▸ Records for processing
+ + +

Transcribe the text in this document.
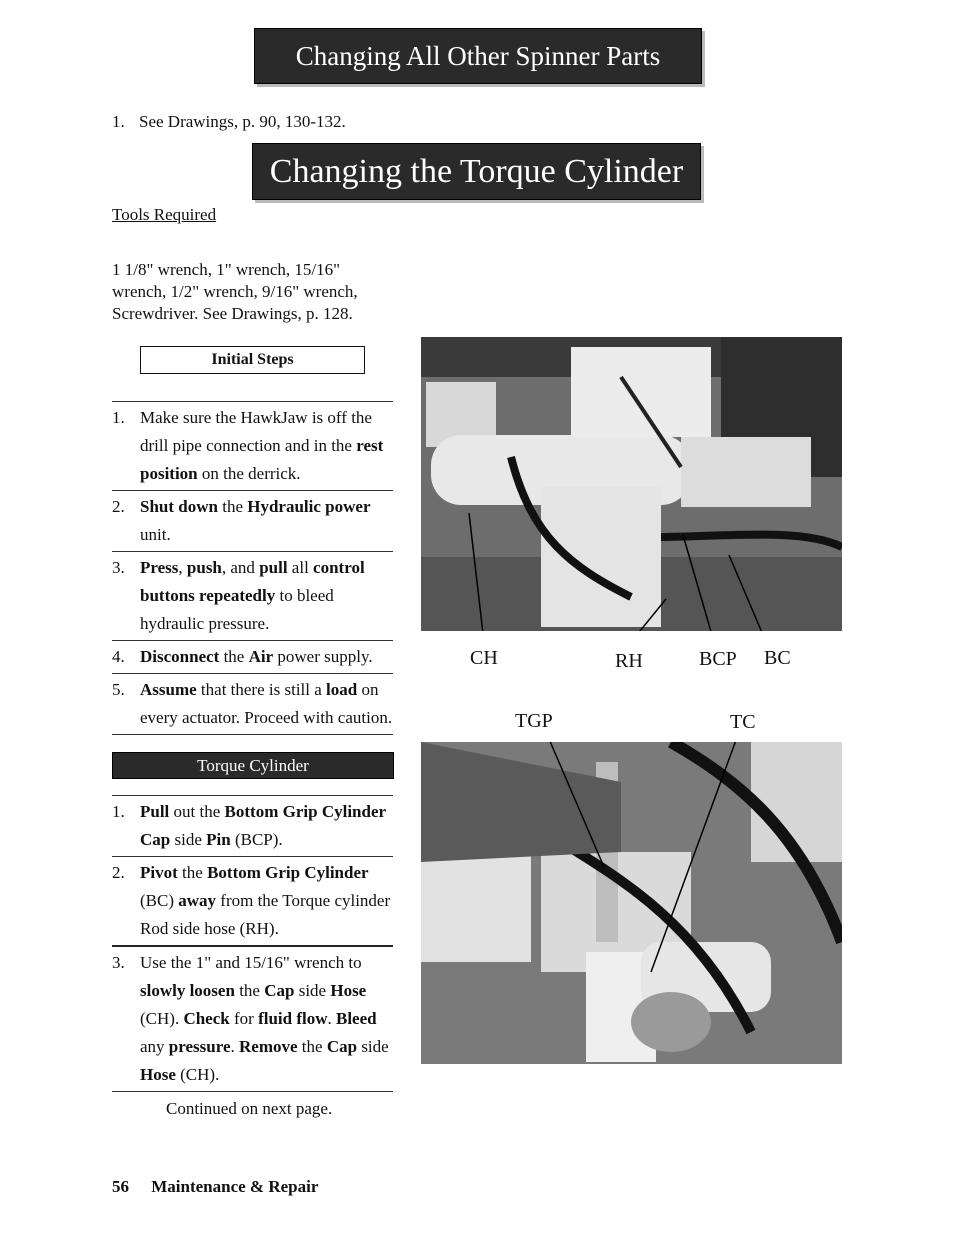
Changing All Other Spinner Parts
1. See Drawings, p. 90, 130-132.
Changing the Torque Cylinder
Tools Required
1 1/8" wrench, 1" wrench, 15/16"
wrench, 1/2" wrench, 9/16" wrench,
Screwdriver. See Drawings, p. 128.
Initial Steps
1. Make sure the HawkJaw is off the drill pipe connection and in the rest position on the derrick.
2. Shut down the Hydraulic power unit.
3. Press, push, and pull all control buttons repeatedly to bleed hydraulic pressure.
4. Disconnect the Air power supply.
5. Assume that there is still a load on every actuator. Proceed with caution.
Torque Cylinder
1. Pull out the Bottom Grip Cylinder Cap side Pin (BCP).
2. Pivot the Bottom Grip Cylinder (BC) away from the Torque cylinder Rod side hose (RH).
3. Use the 1" and 15/16" wrench to slowly loosen the Cap side Hose (CH). Check for fluid flow. Bleed any pressure. Remove the Cap side Hose (CH).
Continued on next page.
CH	RH	BCP BC
TGP	TC
56 Maintenance & Repair
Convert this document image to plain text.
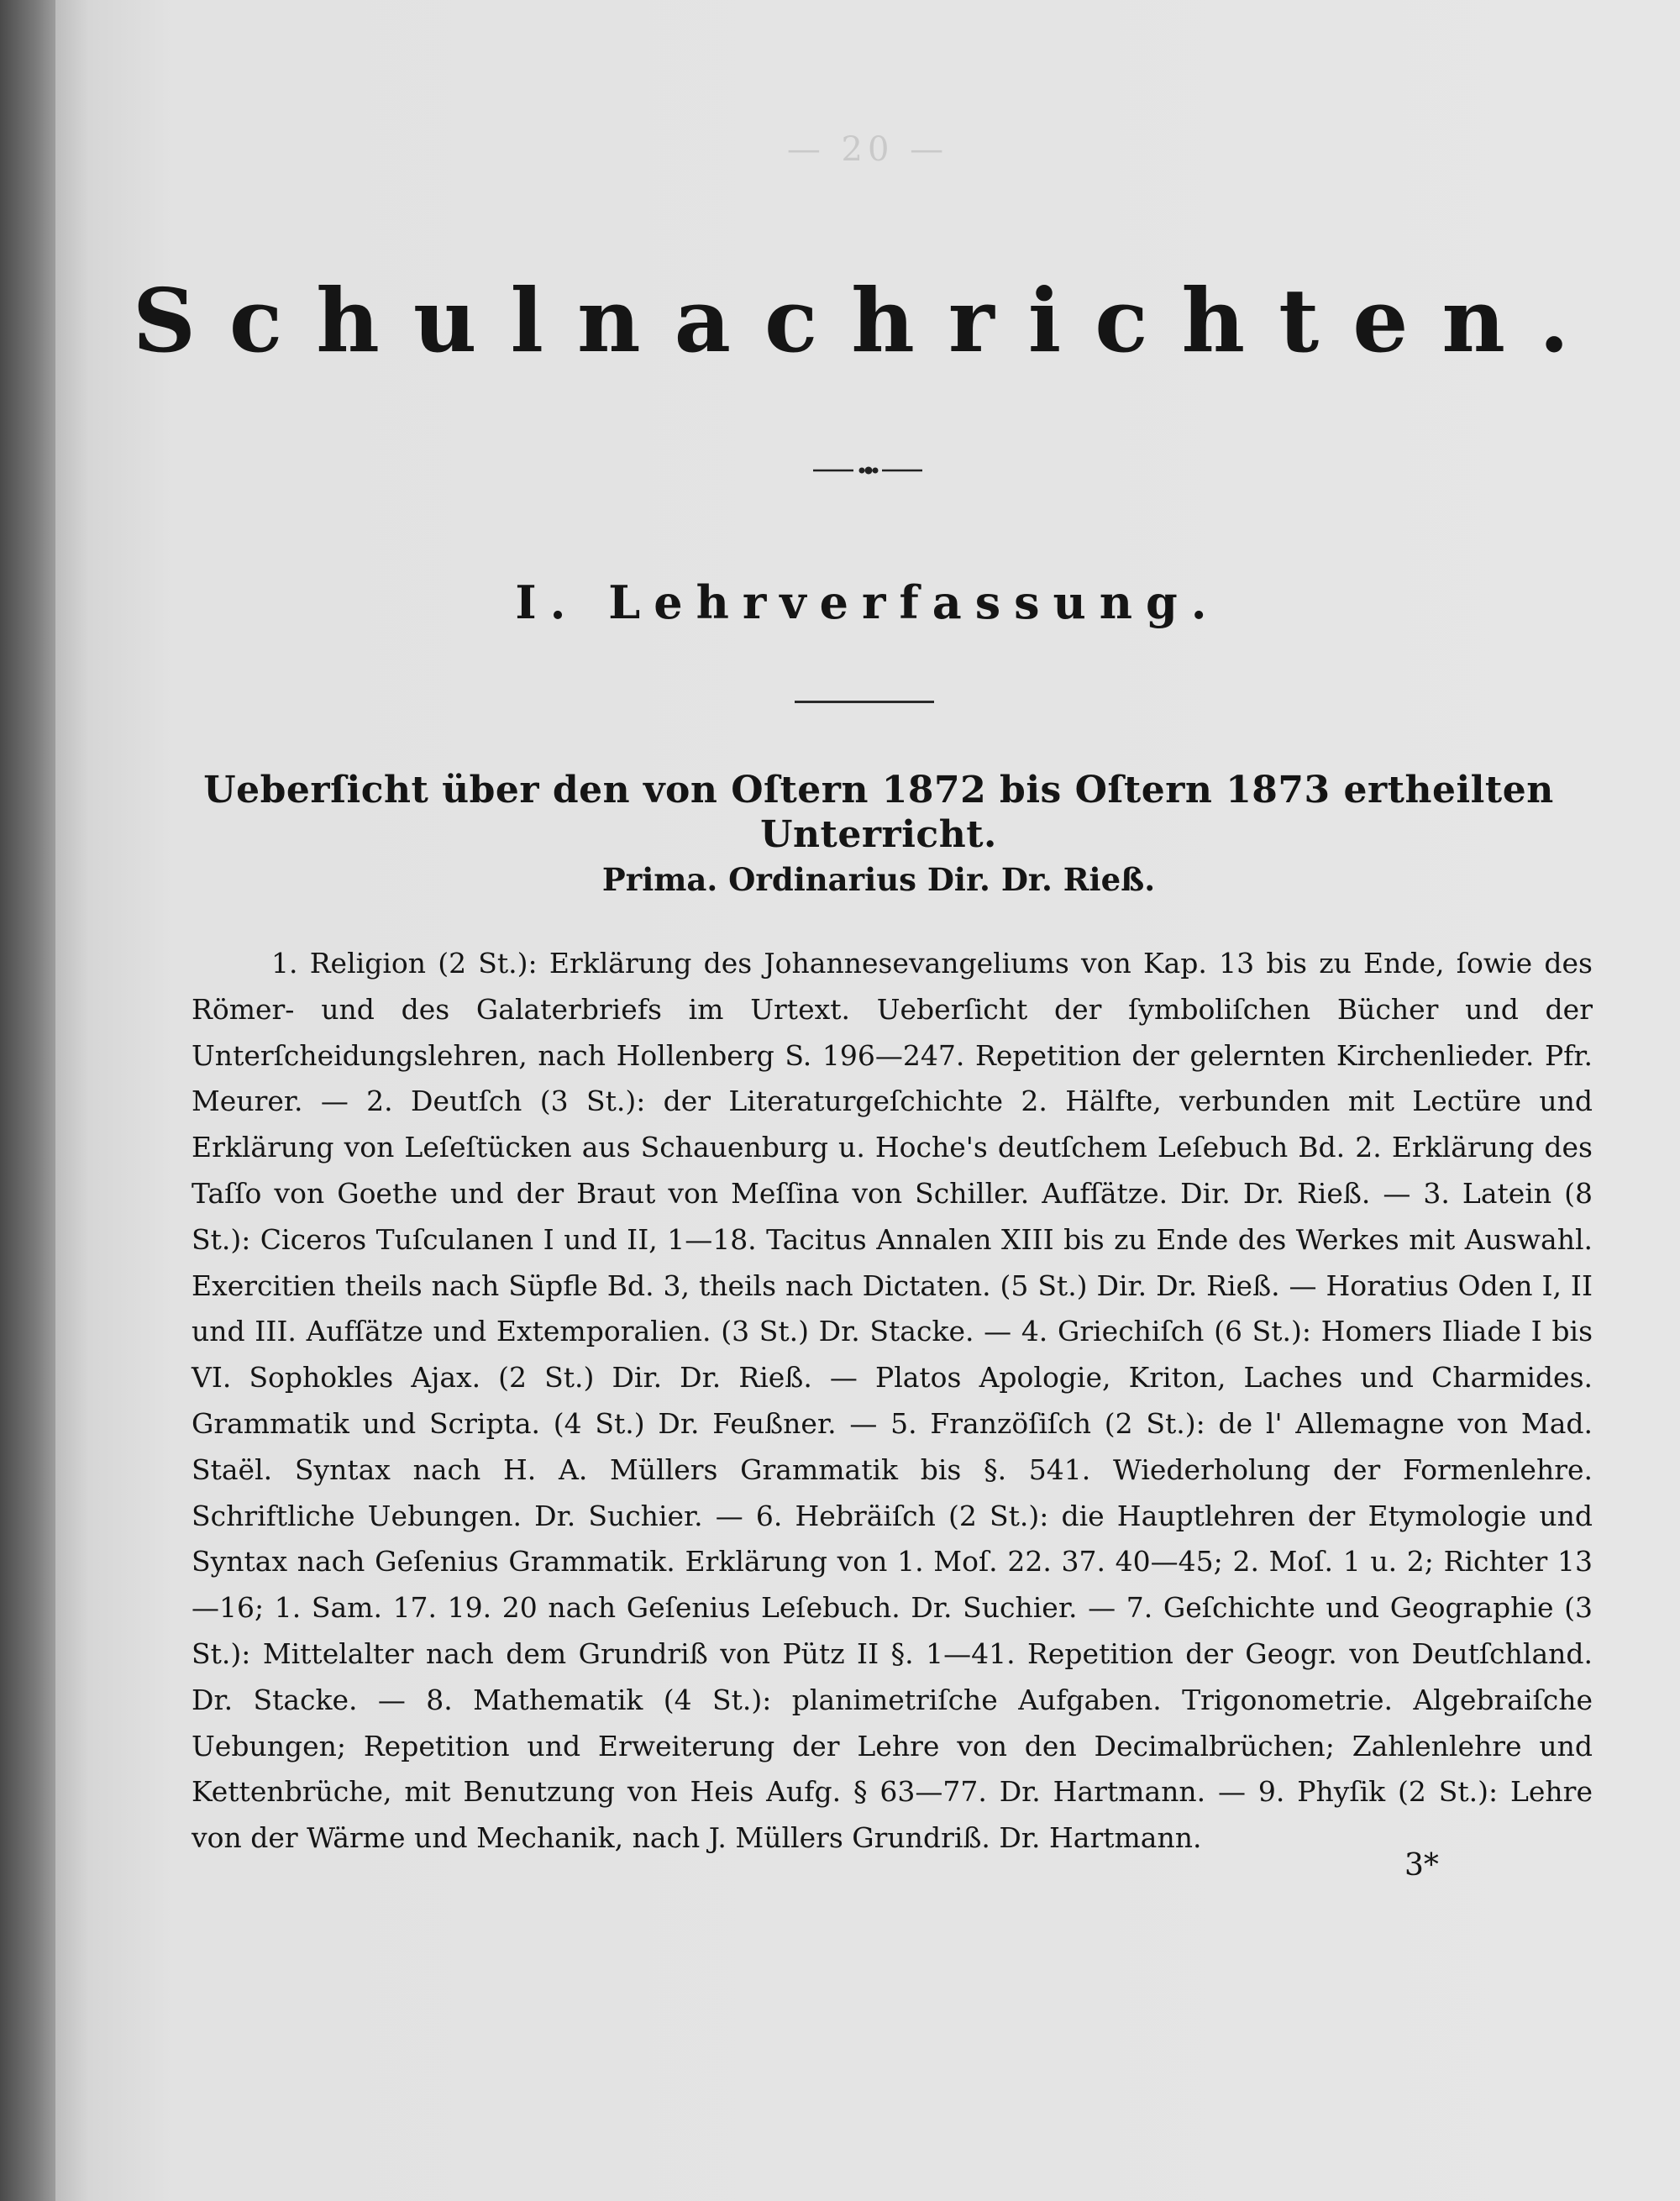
— 20 —
Schulnachrichten.
I. Lehrverfassung.
Ueberſicht über den von Oſtern 1872 bis Oſtern 1873 ertheilten Unterricht.
Prima. Ordinarius Dir. Dr. Rieß.

1. Religion (2 St.): Erklärung des Johannesevangeliums von Kap. 13 bis zu Ende, ſowie des Römer- und des Galaterbriefs im Urtext. Ueberſicht der ſymboliſchen Bücher und der Unterſcheidungslehren, nach Hollenberg S. 196—247. Repetition der gelernten Kirchenlieder. Pfr. Meurer. — 2. Deutſch (3 St.): der Literaturgeſchichte 2. Hälfte, verbunden mit Lectüre und Erklärung von Leſeſtücken aus Schauenburg u. Hoche's deutſchem Leſebuch Bd. 2. Erklärung des Taſſo von Goethe und der Braut von Meſſina von Schiller. Aufſätze. Dir. Dr. Rieß. — 3. Latein (8 St.): Ciceros Tuſculanen I und II, 1—18. Tacitus Annalen XIII bis zu Ende des Werkes mit Auswahl. Exercitien theils nach Süpfle Bd. 3, theils nach Dictaten. (5 St.) Dir. Dr. Rieß. — Horatius Oden I, II und III. Aufſätze und Extemporalien. (3 St.) Dr. Stacke. — 4. Griechiſch (6 St.): Homers Iliade I bis VI. Sophokles Ajax. (2 St.) Dir. Dr. Rieß. — Platos Apologie, Kriton, Laches und Charmides. Grammatik und Scripta. (4 St.) Dr. Feußner. — 5. Franzöſiſch (2 St.): de l' Allemagne von Mad. Staël. Syntax nach H. A. Müllers Grammatik bis §. 541. Wiederholung der Formenlehre. Schriftliche Uebungen. Dr. Suchier. — 6. Hebräiſch (2 St.): die Hauptlehren der Etymologie und Syntax nach Geſenius Grammatik. Erklärung von 1. Moſ. 22. 37. 40—45; 2. Moſ. 1 u. 2; Richter 13—16; 1. Sam. 17. 19. 20 nach Geſenius Leſebuch. Dr. Suchier. — 7. Geſchichte und Geographie (3 St.): Mittelalter nach dem Grundriß von Pütz II §. 1—41. Repetition der Geogr. von Deutſchland. Dr. Stacke. — 8. Mathematik (4 St.): planimetriſche Aufgaben. Trigonometrie. Algebraiſche Uebungen; Repetition und Erweiterung der Lehre von den Decimalbrüchen; Zahlenlehre und Kettenbrüche, mit Benutzung von Heis Aufg. § 63—77. Dr. Hartmann. — 9. Phyſik (2 St.): Lehre von der Wärme und Mechanik, nach J. Müllers Grundriß. Dr. Hartmann.

3*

+ + +

For each line of the listing that holds the word "pressure", show that line.

3. Press, push, and pull all control buttons repeatedly to bleed hydraulic pressure.
3. Use the 1" and 15/16" wrench to slowly loosen the Cap side Hose (CH). Check for fluid flow. Bleed any pressure. Remove the Cap side Hose (CH).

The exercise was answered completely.